--- Begin ---

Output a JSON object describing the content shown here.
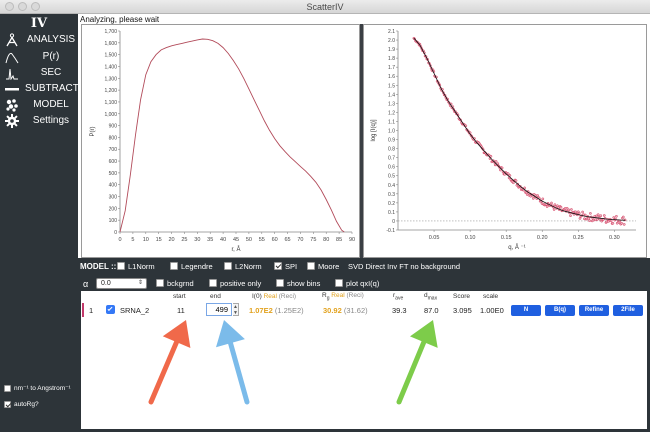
{
  "window": {
    "title": "ScatterIV"
  },
  "status_text": "Analyzing, please wait",
  "sidebar": {
    "logo": "IV",
    "items": [
      {
        "label": "ANALYSIS",
        "icon": "angstrom-icon"
      },
      {
        "label": "P(r)",
        "icon": "pr-curve-icon"
      },
      {
        "label": "SEC",
        "icon": "sec-peaks-icon"
      },
      {
        "label": "SUBTRACT",
        "icon": "subtract-icon"
      },
      {
        "label": "MODEL",
        "icon": "model-icon"
      },
      {
        "label": "Settings",
        "icon": "gear-icon"
      }
    ],
    "options": [
      {
        "label": "nm⁻¹ to Angstrom⁻¹",
        "checked": false
      },
      {
        "label": "autoRg?",
        "checked": true
      }
    ]
  },
  "pr_plot": {
    "ylabel": "P(r)",
    "xlabel": "r, Å",
    "y_ticks": [
      "0",
      "100",
      "200",
      "300",
      "400",
      "500",
      "600",
      "700",
      "800",
      "900",
      "1,000",
      "1,100",
      "1,200",
      "1,300",
      "1,400",
      "1,500",
      "1,600",
      "1,700"
    ],
    "x_ticks": [
      "0",
      "5",
      "10",
      "15",
      "20",
      "25",
      "30",
      "35",
      "40",
      "45",
      "50",
      "55",
      "60",
      "65",
      "70",
      "75",
      "80",
      "85",
      "90"
    ],
    "line_color": "#b24b5a",
    "curve": [
      [
        0,
        0
      ],
      [
        2,
        180
      ],
      [
        4,
        480
      ],
      [
        6,
        820
      ],
      [
        8,
        1120
      ],
      [
        10,
        1330
      ],
      [
        12,
        1440
      ],
      [
        14,
        1500
      ],
      [
        16,
        1540
      ],
      [
        18,
        1560
      ],
      [
        20,
        1575
      ],
      [
        22,
        1585
      ],
      [
        24,
        1595
      ],
      [
        26,
        1605
      ],
      [
        28,
        1615
      ],
      [
        30,
        1625
      ],
      [
        32,
        1632
      ],
      [
        34,
        1630
      ],
      [
        36,
        1618
      ],
      [
        38,
        1595
      ],
      [
        40,
        1560
      ],
      [
        42,
        1510
      ],
      [
        44,
        1450
      ],
      [
        46,
        1380
      ],
      [
        48,
        1300
      ],
      [
        50,
        1210
      ],
      [
        52,
        1120
      ],
      [
        54,
        1030
      ],
      [
        56,
        940
      ],
      [
        58,
        860
      ],
      [
        60,
        790
      ],
      [
        62,
        730
      ],
      [
        64,
        680
      ],
      [
        66,
        635
      ],
      [
        68,
        595
      ],
      [
        70,
        555
      ],
      [
        72,
        515
      ],
      [
        74,
        470
      ],
      [
        76,
        420
      ],
      [
        78,
        355
      ],
      [
        80,
        275
      ],
      [
        82,
        185
      ],
      [
        84,
        90
      ],
      [
        86,
        15
      ],
      [
        87,
        0
      ]
    ]
  },
  "iq_plot": {
    "ylabel": "log [I(q)]",
    "xlabel": "q, Å ⁻¹",
    "y_ticks": [
      "-0.1",
      "0",
      "0.1",
      "0.2",
      "0.3",
      "0.4",
      "0.5",
      "0.6",
      "0.7",
      "0.8",
      "0.9",
      "1.0",
      "1.1",
      "1.2",
      "1.3",
      "1.4",
      "1.5",
      "1.6",
      "1.7",
      "1.8",
      "1.9",
      "2.0",
      "2.1"
    ],
    "x_ticks": [
      "0.05",
      "0.10",
      "0.15",
      "0.20",
      "0.25",
      "0.30"
    ],
    "data_color": "#d9365a",
    "point_color": "#e6b8c4",
    "fit_color": "#111111",
    "zero_line_color": "#999999",
    "fit": [
      [
        0.022,
        2.02
      ],
      [
        0.03,
        1.95
      ],
      [
        0.04,
        1.8
      ],
      [
        0.05,
        1.63
      ],
      [
        0.06,
        1.46
      ],
      [
        0.07,
        1.32
      ],
      [
        0.08,
        1.2
      ],
      [
        0.09,
        1.08
      ],
      [
        0.1,
        0.96
      ],
      [
        0.11,
        0.86
      ],
      [
        0.12,
        0.77
      ],
      [
        0.13,
        0.68
      ],
      [
        0.14,
        0.6
      ],
      [
        0.15,
        0.52
      ],
      [
        0.16,
        0.45
      ],
      [
        0.17,
        0.38
      ],
      [
        0.18,
        0.32
      ],
      [
        0.19,
        0.27
      ],
      [
        0.2,
        0.22
      ],
      [
        0.21,
        0.18
      ],
      [
        0.22,
        0.14
      ],
      [
        0.23,
        0.11
      ],
      [
        0.24,
        0.09
      ],
      [
        0.25,
        0.07
      ],
      [
        0.26,
        0.05
      ],
      [
        0.27,
        0.04
      ],
      [
        0.28,
        0.03
      ],
      [
        0.29,
        0.02
      ],
      [
        0.3,
        0.015
      ],
      [
        0.31,
        0.01
      ],
      [
        0.315,
        0.008
      ]
    ]
  },
  "model_options": {
    "title": "MODEL ::",
    "checkboxes": [
      {
        "label": "L1Norm",
        "checked": false
      },
      {
        "label": "Legendre",
        "checked": false
      },
      {
        "label": "L2Norm",
        "checked": false
      },
      {
        "label": "SPI",
        "checked": true
      },
      {
        "label": "Moore",
        "checked": false
      }
    ],
    "method_text": "SVD Direct Inv FT no background",
    "alpha_symbol": "α",
    "alpha_value": "0.0",
    "row2": [
      {
        "label": "bckgrnd",
        "checked": false
      },
      {
        "label": "positive only",
        "checked": false
      },
      {
        "label": "show bins",
        "checked": false
      },
      {
        "label": "plot qxI(q)",
        "checked": false
      }
    ]
  },
  "results": {
    "headers": {
      "start": "start",
      "end": "end",
      "i0": "I(0)",
      "i0_real": "Real",
      "i0_reci": "(Reci)",
      "rg": "R",
      "rg_sub": "g",
      "rg_real": "Real",
      "rg_reci": "(Reci)",
      "rave": "r",
      "rave_sub": "ave",
      "dmax": "d",
      "dmax_sub": "max",
      "score": "Score",
      "scale": "scale"
    },
    "row": {
      "index": "1",
      "checked": true,
      "name": "SRNA_2",
      "start": "11",
      "end": "499",
      "i0_real": "1.07E2",
      "i0_reci": "(1.25E2)",
      "rg_real": "30.92",
      "rg_reci": "(31.62)",
      "rave": "39.3",
      "dmax": "87.0",
      "score": "3.095",
      "scale": "1.00E0",
      "buttons": [
        "N",
        "B(q)",
        "Refine",
        "2File"
      ]
    },
    "arrows": [
      {
        "color": "#f0694a",
        "icon": "arrow-up-icon"
      },
      {
        "color": "#7bbbea",
        "icon": "arrow-up-icon"
      },
      {
        "color": "#7dcc4a",
        "icon": "arrow-up-icon"
      }
    ]
  }
}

--- End ---

REQUIRED WORK: Nothing but the pictures may be dropped; output the records above exactly.

SOLVED PROBLEM:
Output a JSON object describing the content shown here.
{
  "window": {
    "title": "ScatterIV"
  },
  "status_text": "Analyzing, please wait",
  "sidebar": {
    "logo": "IV",
    "items": [
      {
        "label": "ANALYSIS",
        "icon": "angstrom-icon"
      },
      {
        "label": "P(r)",
        "icon": "pr-curve-icon"
      },
      {
        "label": "SEC",
        "icon": "sec-peaks-icon"
      },
      {
        "label": "SUBTRACT",
        "icon": "subtract-icon"
      },
      {
        "label": "MODEL",
        "icon": "model-icon"
      },
      {
        "label": "Settings",
        "icon": "gear-icon"
      }
    ],
    "options": [
      {
        "label": "nm⁻¹ to Angstrom⁻¹",
        "checked": false
      },
      {
        "label": "autoRg?",
        "checked": true
      }
    ]
  },
  "pr_plot": {
    "ylabel": "P(r)",
    "xlabel": "r, Å",
    "y_ticks": [
      "0",
      "100",
      "200",
      "300",
      "400",
      "500",
      "600",
      "700",
      "800",
      "900",
      "1,000",
      "1,100",
      "1,200",
      "1,300",
      "1,400",
      "1,500",
      "1,600",
      "1,700"
    ],
    "x_ticks": [
      "0",
      "5",
      "10",
      "15",
      "20",
      "25",
      "30",
      "35",
      "40",
      "45",
      "50",
      "55",
      "60",
      "65",
      "70",
      "75",
      "80",
      "85",
      "90"
    ],
    "line_color": "#b24b5a",
    "curve": [
      [
        0,
        0
      ],
      [
        2,
        180
      ],
      [
        4,
        480
      ],
      [
        6,
        820
      ],
      [
        8,
        1120
      ],
      [
        10,
        1330
      ],
      [
        12,
        1440
      ],
      [
        14,
        1500
      ],
      [
        16,
        1540
      ],
      [
        18,
        1560
      ],
      [
        20,
        1575
      ],
      [
        22,
        1585
      ],
      [
        24,
        1595
      ],
      [
        26,
        1605
      ],
      [
        28,
        1615
      ],
      [
        30,
        1625
      ],
      [
        32,
        1632
      ],
      [
        34,
        1630
      ],
      [
        36,
        1618
      ],
      [
        38,
        1595
      ],
      [
        40,
        1560
      ],
      [
        42,
        1510
      ],
      [
        44,
        1450
      ],
      [
        46,
        1380
      ],
      [
        48,
        1300
      ],
      [
        50,
        1210
      ],
      [
        52,
        1120
      ],
      [
        54,
        1030
      ],
      [
        56,
        940
      ],
      [
        58,
        860
      ],
      [
        60,
        790
      ],
      [
        62,
        730
      ],
      [
        64,
        680
      ],
      [
        66,
        635
      ],
      [
        68,
        595
      ],
      [
        70,
        555
      ],
      [
        72,
        515
      ],
      [
        74,
        470
      ],
      [
        76,
        420
      ],
      [
        78,
        355
      ],
      [
        80,
        275
      ],
      [
        82,
        185
      ],
      [
        84,
        90
      ],
      [
        86,
        15
      ],
      [
        87,
        0
      ]
    ]
  },
  "iq_plot": {
    "ylabel": "log [I(q)]",
    "xlabel": "q, Å ⁻¹",
    "y_ticks": [
      "-0.1",
      "0",
      "0.1",
      "0.2",
      "0.3",
      "0.4",
      "0.5",
      "0.6",
      "0.7",
      "0.8",
      "0.9",
      "1.0",
      "1.1",
      "1.2",
      "1.3",
      "1.4",
      "1.5",
      "1.6",
      "1.7",
      "1.8",
      "1.9",
      "2.0",
      "2.1"
    ],
    "x_ticks": [
      "0.05",
      "0.10",
      "0.15",
      "0.20",
      "0.25",
      "0.30"
    ],
    "data_color": "#d9365a",
    "point_color": "#e6b8c4",
    "fit_color": "#111111",
    "zero_line_color": "#999999",
    "fit": [
      [
        0.022,
        2.02
      ],
      [
        0.03,
        1.95
      ],
      [
        0.04,
        1.8
      ],
      [
        0.05,
        1.63
      ],
      [
        0.06,
        1.46
      ],
      [
        0.07,
        1.32
      ],
      [
        0.08,
        1.2
      ],
      [
        0.09,
        1.08
      ],
      [
        0.1,
        0.96
      ],
      [
        0.11,
        0.86
      ],
      [
        0.12,
        0.77
      ],
      [
        0.13,
        0.68
      ],
      [
        0.14,
        0.6
      ],
      [
        0.15,
        0.52
      ],
      [
        0.16,
        0.45
      ],
      [
        0.17,
        0.38
      ],
      [
        0.18,
        0.32
      ],
      [
        0.19,
        0.27
      ],
      [
        0.2,
        0.22
      ],
      [
        0.21,
        0.18
      ],
      [
        0.22,
        0.14
      ],
      [
        0.23,
        0.11
      ],
      [
        0.24,
        0.09
      ],
      [
        0.25,
        0.07
      ],
      [
        0.26,
        0.05
      ],
      [
        0.27,
        0.04
      ],
      [
        0.28,
        0.03
      ],
      [
        0.29,
        0.02
      ],
      [
        0.3,
        0.015
      ],
      [
        0.31,
        0.01
      ],
      [
        0.315,
        0.008
      ]
    ]
  },
  "model_options": {
    "title": "MODEL ::",
    "checkboxes": [
      {
        "label": "L1Norm",
        "checked": false
      },
      {
        "label": "Legendre",
        "checked": false
      },
      {
        "label": "L2Norm",
        "checked": false
      },
      {
        "label": "SPI",
        "checked": true
      },
      {
        "label": "Moore",
        "checked": false
      }
    ],
    "method_text": "SVD Direct Inv FT no background",
    "alpha_symbol": "α",
    "alpha_value": "0.0",
    "row2": [
      {
        "label": "bckgrnd",
        "checked": false
      },
      {
        "label": "positive only",
        "checked": false
      },
      {
        "label": "show bins",
        "checked": false
      },
      {
        "label": "plot qxI(q)",
        "checked": false
      }
    ]
  },
  "results": {
    "headers": {
      "start": "start",
      "end": "end",
      "i0": "I(0)",
      "i0_real": "Real",
      "i0_reci": "(Reci)",
      "rg": "R",
      "rg_sub": "g",
      "rg_real": "Real",
      "rg_reci": "(Reci)",
      "rave": "r",
      "rave_sub": "ave",
      "dmax": "d",
      "dmax_sub": "max",
      "score": "Score",
      "scale": "scale"
    },
    "row": {
      "index": "1",
      "checked": true,
      "name": "SRNA_2",
      "start": "11",
      "end": "499",
      "i0_real": "1.07E2",
      "i0_reci": "(1.25E2)",
      "rg_real": "30.92",
      "rg_reci": "(31.62)",
      "rave": "39.3",
      "dmax": "87.0",
      "score": "3.095",
      "scale": "1.00E0",
      "buttons": [
        "N",
        "B(q)",
        "Refine",
        "2File"
      ]
    },
    "arrows": [
      {
        "color": "#f0694a",
        "icon": "arrow-up-icon"
      },
      {
        "color": "#7bbbea",
        "icon": "arrow-up-icon"
      },
      {
        "color": "#7dcc4a",
        "icon": "arrow-up-icon"
      }
    ]
  }
}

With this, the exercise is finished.